SUPPLIED RECORDS:
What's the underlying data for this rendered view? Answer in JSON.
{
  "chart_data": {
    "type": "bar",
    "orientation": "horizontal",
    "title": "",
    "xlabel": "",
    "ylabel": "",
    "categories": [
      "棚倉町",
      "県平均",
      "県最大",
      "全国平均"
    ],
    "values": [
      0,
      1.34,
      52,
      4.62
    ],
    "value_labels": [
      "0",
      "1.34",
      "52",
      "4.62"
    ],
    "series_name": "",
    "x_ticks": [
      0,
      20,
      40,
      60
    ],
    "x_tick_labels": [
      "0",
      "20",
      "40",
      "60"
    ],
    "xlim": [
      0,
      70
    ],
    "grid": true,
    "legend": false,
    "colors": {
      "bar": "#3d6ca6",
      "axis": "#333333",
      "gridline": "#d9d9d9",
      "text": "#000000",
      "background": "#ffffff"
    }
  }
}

TASK OBJECTIVE: Transcribe every entry verbatim.

RESPONSE TO THE TASK:
What's the underlying data for this rendered view? Answer in JSON.
{
  "chart_data": {
    "type": "bar",
    "orientation": "horizontal",
    "title": "",
    "xlabel": "",
    "ylabel": "",
    "categories": [
      "棚倉町",
      "県平均",
      "県最大",
      "全国平均"
    ],
    "values": [
      0,
      1.34,
      52,
      4.62
    ],
    "value_labels": [
      "0",
      "1.34",
      "52",
      "4.62"
    ],
    "series_name": "",
    "x_ticks": [
      0,
      20,
      40,
      60
    ],
    "x_tick_labels": [
      "0",
      "20",
      "40",
      "60"
    ],
    "xlim": [
      0,
      70
    ],
    "grid": true,
    "legend": false,
    "colors": {
      "bar": "#3d6ca6",
      "axis": "#333333",
      "gridline": "#d9d9d9",
      "text": "#000000",
      "background": "#ffffff"
    }
  }
}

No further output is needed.